Copy every line of the items below word for word.
^^^^^^^^
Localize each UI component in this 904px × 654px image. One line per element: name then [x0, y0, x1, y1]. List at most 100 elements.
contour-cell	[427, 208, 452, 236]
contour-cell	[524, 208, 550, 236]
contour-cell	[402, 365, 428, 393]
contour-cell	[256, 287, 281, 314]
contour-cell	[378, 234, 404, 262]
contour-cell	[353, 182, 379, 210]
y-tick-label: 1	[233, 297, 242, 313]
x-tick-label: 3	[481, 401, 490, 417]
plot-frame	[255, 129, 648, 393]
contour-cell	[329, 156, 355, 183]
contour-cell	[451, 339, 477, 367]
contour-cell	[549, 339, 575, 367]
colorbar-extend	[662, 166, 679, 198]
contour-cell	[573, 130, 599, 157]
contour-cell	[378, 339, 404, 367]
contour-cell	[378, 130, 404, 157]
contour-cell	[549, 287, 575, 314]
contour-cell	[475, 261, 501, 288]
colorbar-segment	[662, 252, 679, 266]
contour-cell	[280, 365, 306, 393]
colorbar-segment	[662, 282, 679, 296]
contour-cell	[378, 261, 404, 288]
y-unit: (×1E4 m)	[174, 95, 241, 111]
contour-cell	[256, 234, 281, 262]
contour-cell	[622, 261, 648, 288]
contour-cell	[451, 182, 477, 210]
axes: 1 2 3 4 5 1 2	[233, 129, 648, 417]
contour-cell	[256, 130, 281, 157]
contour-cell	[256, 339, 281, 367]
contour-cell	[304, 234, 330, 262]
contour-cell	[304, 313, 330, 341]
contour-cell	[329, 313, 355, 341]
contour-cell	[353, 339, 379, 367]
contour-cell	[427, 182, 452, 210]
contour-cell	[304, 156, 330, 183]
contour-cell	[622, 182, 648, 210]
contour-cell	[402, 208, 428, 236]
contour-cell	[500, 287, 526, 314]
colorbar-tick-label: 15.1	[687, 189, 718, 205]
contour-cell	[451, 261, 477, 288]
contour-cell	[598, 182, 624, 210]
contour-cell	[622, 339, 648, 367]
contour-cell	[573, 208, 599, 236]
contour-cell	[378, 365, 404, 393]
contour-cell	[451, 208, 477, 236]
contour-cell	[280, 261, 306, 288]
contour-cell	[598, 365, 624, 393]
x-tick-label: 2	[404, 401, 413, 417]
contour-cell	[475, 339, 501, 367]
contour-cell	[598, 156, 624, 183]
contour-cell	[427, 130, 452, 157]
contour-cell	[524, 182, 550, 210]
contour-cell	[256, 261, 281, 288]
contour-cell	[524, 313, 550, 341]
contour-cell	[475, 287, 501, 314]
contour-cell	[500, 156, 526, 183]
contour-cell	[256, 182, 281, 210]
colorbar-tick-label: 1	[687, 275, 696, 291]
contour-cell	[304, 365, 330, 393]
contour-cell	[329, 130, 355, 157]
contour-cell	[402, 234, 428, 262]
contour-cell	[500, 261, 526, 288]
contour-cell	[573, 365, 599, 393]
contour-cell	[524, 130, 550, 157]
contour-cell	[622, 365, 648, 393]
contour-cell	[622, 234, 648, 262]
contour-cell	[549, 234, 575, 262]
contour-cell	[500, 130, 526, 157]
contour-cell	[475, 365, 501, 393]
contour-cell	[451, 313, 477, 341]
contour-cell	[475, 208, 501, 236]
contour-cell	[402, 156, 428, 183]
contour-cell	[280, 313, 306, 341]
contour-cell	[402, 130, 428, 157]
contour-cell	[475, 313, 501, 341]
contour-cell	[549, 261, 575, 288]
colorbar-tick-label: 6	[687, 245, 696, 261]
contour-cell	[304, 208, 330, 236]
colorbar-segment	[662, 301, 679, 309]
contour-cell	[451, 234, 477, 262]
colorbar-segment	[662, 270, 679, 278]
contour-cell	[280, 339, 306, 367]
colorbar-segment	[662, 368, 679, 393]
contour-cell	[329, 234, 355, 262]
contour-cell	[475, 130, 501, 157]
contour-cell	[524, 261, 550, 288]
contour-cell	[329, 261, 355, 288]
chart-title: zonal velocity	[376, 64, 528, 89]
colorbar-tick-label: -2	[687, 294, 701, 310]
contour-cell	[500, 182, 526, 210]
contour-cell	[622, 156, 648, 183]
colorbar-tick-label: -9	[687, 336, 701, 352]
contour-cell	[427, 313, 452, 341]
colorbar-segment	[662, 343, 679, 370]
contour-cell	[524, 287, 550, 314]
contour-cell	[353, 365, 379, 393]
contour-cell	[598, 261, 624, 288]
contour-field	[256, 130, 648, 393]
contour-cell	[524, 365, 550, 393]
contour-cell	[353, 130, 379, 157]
^^^^^^^^
Answer to the exercise:
Localize each UI component in this 904px × 654px image. One line per element: name then [x0, y0, x1, y1]. List at most 100 elements.
contour-cell	[427, 208, 452, 236]
contour-cell	[524, 208, 550, 236]
contour-cell	[402, 365, 428, 393]
contour-cell	[256, 287, 281, 314]
contour-cell	[378, 234, 404, 262]
contour-cell	[353, 182, 379, 210]
y-tick-label: 1	[233, 297, 242, 313]
x-tick-label: 3	[481, 401, 490, 417]
plot-frame	[255, 129, 648, 393]
contour-cell	[329, 156, 355, 183]
contour-cell	[451, 339, 477, 367]
contour-cell	[549, 339, 575, 367]
colorbar-extend	[662, 166, 679, 198]
contour-cell	[573, 130, 599, 157]
contour-cell	[378, 339, 404, 367]
contour-cell	[378, 130, 404, 157]
contour-cell	[549, 287, 575, 314]
contour-cell	[475, 261, 501, 288]
colorbar-segment	[662, 252, 679, 266]
contour-cell	[280, 365, 306, 393]
colorbar-segment	[662, 282, 679, 296]
contour-cell	[378, 261, 404, 288]
y-unit: (×1E4 m)	[174, 95, 241, 111]
contour-cell	[256, 234, 281, 262]
contour-cell	[622, 261, 648, 288]
contour-cell	[451, 182, 477, 210]
axes: 1 2 3 4 5 1 2	[233, 129, 648, 417]
contour-cell	[256, 130, 281, 157]
contour-cell	[256, 339, 281, 367]
contour-cell	[304, 234, 330, 262]
contour-cell	[304, 313, 330, 341]
contour-cell	[329, 313, 355, 341]
contour-cell	[353, 339, 379, 367]
contour-cell	[427, 182, 452, 210]
contour-cell	[304, 156, 330, 183]
contour-cell	[622, 182, 648, 210]
contour-cell	[402, 208, 428, 236]
contour-cell	[500, 287, 526, 314]
colorbar-tick-label: 15.1	[687, 189, 718, 205]
contour-cell	[451, 261, 477, 288]
contour-cell	[598, 182, 624, 210]
contour-cell	[622, 339, 648, 367]
contour-cell	[573, 208, 599, 236]
contour-cell	[378, 365, 404, 393]
contour-cell	[451, 208, 477, 236]
contour-cell	[280, 261, 306, 288]
contour-cell	[598, 365, 624, 393]
x-tick-label: 2	[404, 401, 413, 417]
contour-cell	[475, 339, 501, 367]
contour-cell	[598, 156, 624, 183]
contour-cell	[427, 130, 452, 157]
contour-cell	[524, 182, 550, 210]
contour-cell	[256, 261, 281, 288]
contour-cell	[524, 313, 550, 341]
contour-cell	[475, 287, 501, 314]
contour-cell	[500, 156, 526, 183]
contour-cell	[256, 182, 281, 210]
colorbar-tick-label: 1	[687, 275, 696, 291]
contour-cell	[304, 365, 330, 393]
contour-cell	[329, 130, 355, 157]
contour-cell	[402, 234, 428, 262]
contour-cell	[500, 261, 526, 288]
contour-cell	[573, 365, 599, 393]
contour-cell	[524, 130, 550, 157]
contour-cell	[622, 365, 648, 393]
contour-cell	[622, 234, 648, 262]
contour-cell	[549, 234, 575, 262]
contour-cell	[500, 130, 526, 157]
contour-cell	[475, 365, 501, 393]
contour-cell	[451, 313, 477, 341]
contour-cell	[475, 208, 501, 236]
contour-cell	[402, 156, 428, 183]
contour-cell	[280, 313, 306, 341]
contour-cell	[402, 130, 428, 157]
contour-cell	[475, 313, 501, 341]
contour-cell	[549, 261, 575, 288]
colorbar-tick-label: 6	[687, 245, 696, 261]
contour-cell	[304, 208, 330, 236]
colorbar-segment	[662, 301, 679, 309]
contour-cell	[451, 234, 477, 262]
colorbar-segment	[662, 270, 679, 278]
contour-cell	[280, 339, 306, 367]
colorbar-segment	[662, 368, 679, 393]
contour-cell	[329, 234, 355, 262]
contour-cell	[475, 130, 501, 157]
contour-cell	[524, 261, 550, 288]
contour-cell	[329, 261, 355, 288]
chart-title: zonal velocity	[376, 64, 528, 89]
colorbar-tick-label: -2	[687, 294, 701, 310]
contour-cell	[500, 182, 526, 210]
contour-cell	[622, 156, 648, 183]
colorbar-tick-label: -9	[687, 336, 701, 352]
contour-cell	[427, 313, 452, 341]
colorbar-segment	[662, 343, 679, 370]
contour-cell	[524, 287, 550, 314]
contour-cell	[353, 365, 379, 393]
contour-cell	[598, 261, 624, 288]
contour-field	[256, 130, 648, 393]
contour-cell	[524, 365, 550, 393]
contour-cell	[353, 130, 379, 157]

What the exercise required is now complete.